- [Exercise]: Return all of the data exactly as given.

── Data provided

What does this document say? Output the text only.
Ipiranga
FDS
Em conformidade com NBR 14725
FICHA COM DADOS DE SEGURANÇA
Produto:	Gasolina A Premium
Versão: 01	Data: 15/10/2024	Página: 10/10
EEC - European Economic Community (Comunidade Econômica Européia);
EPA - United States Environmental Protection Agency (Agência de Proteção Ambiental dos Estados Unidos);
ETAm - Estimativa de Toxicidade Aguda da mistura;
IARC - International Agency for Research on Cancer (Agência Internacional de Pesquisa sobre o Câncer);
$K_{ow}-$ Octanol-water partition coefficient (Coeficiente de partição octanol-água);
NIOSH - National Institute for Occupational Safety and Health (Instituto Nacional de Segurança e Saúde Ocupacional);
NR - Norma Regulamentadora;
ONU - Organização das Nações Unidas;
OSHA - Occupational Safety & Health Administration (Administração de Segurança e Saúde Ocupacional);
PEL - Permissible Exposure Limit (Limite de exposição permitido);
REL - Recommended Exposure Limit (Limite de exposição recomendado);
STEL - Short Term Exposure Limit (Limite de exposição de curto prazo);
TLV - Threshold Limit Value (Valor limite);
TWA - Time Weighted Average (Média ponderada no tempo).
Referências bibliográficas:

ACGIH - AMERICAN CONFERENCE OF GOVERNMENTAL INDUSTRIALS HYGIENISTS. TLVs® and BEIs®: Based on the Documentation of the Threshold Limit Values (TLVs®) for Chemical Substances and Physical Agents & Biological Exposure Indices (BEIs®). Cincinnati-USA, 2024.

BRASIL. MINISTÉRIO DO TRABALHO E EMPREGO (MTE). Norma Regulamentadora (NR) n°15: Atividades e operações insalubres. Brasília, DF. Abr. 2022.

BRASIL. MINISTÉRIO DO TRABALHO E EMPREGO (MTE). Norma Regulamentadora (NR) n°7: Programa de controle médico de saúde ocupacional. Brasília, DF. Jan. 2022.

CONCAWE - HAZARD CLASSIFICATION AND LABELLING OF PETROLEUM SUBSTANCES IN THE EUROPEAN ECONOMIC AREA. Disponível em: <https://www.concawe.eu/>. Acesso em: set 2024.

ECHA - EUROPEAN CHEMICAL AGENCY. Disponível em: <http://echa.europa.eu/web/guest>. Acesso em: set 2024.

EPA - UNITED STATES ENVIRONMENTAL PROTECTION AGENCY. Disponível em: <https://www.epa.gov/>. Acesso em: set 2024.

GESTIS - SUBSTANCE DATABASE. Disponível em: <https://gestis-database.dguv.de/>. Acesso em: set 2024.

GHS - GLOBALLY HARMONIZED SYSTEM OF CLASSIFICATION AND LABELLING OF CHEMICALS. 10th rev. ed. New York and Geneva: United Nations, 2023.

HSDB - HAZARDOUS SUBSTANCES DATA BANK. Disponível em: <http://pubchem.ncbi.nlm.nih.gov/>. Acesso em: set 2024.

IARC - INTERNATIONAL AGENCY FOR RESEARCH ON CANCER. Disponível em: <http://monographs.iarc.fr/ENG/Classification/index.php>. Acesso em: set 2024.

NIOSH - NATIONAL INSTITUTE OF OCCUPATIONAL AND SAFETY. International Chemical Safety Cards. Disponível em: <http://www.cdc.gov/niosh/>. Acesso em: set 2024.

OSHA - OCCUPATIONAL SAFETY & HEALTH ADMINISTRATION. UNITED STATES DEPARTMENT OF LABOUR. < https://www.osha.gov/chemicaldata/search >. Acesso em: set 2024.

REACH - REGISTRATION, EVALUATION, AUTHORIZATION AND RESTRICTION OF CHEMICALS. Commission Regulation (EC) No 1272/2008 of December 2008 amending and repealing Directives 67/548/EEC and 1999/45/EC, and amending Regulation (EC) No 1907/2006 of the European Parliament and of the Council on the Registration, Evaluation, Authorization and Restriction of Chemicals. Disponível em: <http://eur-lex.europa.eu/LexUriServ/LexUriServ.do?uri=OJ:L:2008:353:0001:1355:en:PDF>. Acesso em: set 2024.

────

- [Answer for the task]:
What does this document say? Output the text only.
Ipiranga
FDS
Em conformidade com NBR 14725
FICHA COM DADOS DE SEGURANÇA
Produto:	Gasolina A Premium
Versão: 01	Data: 15/10/2024	Página: 10/10
EEC - European Economic Community (Comunidade Econômica Européia);
EPA - United States Environmental Protection Agency (Agência de Proteção Ambiental dos Estados Unidos);
ETAm - Estimativa de Toxicidade Aguda da mistura;
IARC - International Agency for Research on Cancer (Agência Internacional de Pesquisa sobre o Câncer);
$K_{ow}-$ Octanol-water partition coefficient (Coeficiente de partição octanol-água);
NIOSH - National Institute for Occupational Safety and Health (Instituto Nacional de Segurança e Saúde Ocupacional);
NR - Norma Regulamentadora;
ONU - Organização das Nações Unidas;
OSHA - Occupational Safety & Health Administration (Administração de Segurança e Saúde Ocupacional);
PEL - Permissible Exposure Limit (Limite de exposição permitido);
REL - Recommended Exposure Limit (Limite de exposição recomendado);
STEL - Short Term Exposure Limit (Limite de exposição de curto prazo);
TLV - Threshold Limit Value (Valor limite);
TWA - Time Weighted Average (Média ponderada no tempo).
Referências bibliográficas:

ACGIH - AMERICAN CONFERENCE OF GOVERNMENTAL INDUSTRIALS HYGIENISTS. TLVs® and BEIs®: Based on the Documentation of the Threshold Limit Values (TLVs®) for Chemical Substances and Physical Agents & Biological Exposure Indices (BEIs®). Cincinnati-USA, 2024.

BRASIL. MINISTÉRIO DO TRABALHO E EMPREGO (MTE). Norma Regulamentadora (NR) n°15: Atividades e operações insalubres. Brasília, DF. Abr. 2022.

BRASIL. MINISTÉRIO DO TRABALHO E EMPREGO (MTE). Norma Regulamentadora (NR) n°7: Programa de controle médico de saúde ocupacional. Brasília, DF. Jan. 2022.

CONCAWE - HAZARD CLASSIFICATION AND LABELLING OF PETROLEUM SUBSTANCES IN THE EUROPEAN ECONOMIC AREA. Disponível em: <https://www.concawe.eu/>. Acesso em: set 2024.

ECHA - EUROPEAN CHEMICAL AGENCY. Disponível em: <http://echa.europa.eu/web/guest>. Acesso em: set 2024.

EPA - UNITED STATES ENVIRONMENTAL PROTECTION AGENCY. Disponível em: <https://www.epa.gov/>. Acesso em: set 2024.

GESTIS - SUBSTANCE DATABASE. Disponível em: <https://gestis-database.dguv.de/>. Acesso em: set 2024.

GHS - GLOBALLY HARMONIZED SYSTEM OF CLASSIFICATION AND LABELLING OF CHEMICALS. 10th rev. ed. New York and Geneva: United Nations, 2023.

HSDB - HAZARDOUS SUBSTANCES DATA BANK. Disponível em: <http://pubchem.ncbi.nlm.nih.gov/>. Acesso em: set 2024.

IARC - INTERNATIONAL AGENCY FOR RESEARCH ON CANCER. Disponível em: <http://monographs.iarc.fr/ENG/Classification/index.php>. Acesso em: set 2024.

NIOSH - NATIONAL INSTITUTE OF OCCUPATIONAL AND SAFETY. International Chemical Safety Cards. Disponível em: <http://www.cdc.gov/niosh/>. Acesso em: set 2024.

OSHA - OCCUPATIONAL SAFETY & HEALTH ADMINISTRATION. UNITED STATES DEPARTMENT OF LABOUR. < https://www.osha.gov/chemicaldata/search >. Acesso em: set 2024.

REACH - REGISTRATION, EVALUATION, AUTHORIZATION AND RESTRICTION OF CHEMICALS. Commission Regulation (EC) No 1272/2008 of December 2008 amending and repealing Directives 67/548/EEC and 1999/45/EC, and amending Regulation (EC) No 1907/2006 of the European Parliament and of the Council on the Registration, Evaluation, Authorization and Restriction of Chemicals. Disponível em: <http://eur-lex.europa.eu/LexUriServ/LexUriServ.do?uri=OJ:L:2008:353:0001:1355:en:PDF>. Acesso em: set 2024.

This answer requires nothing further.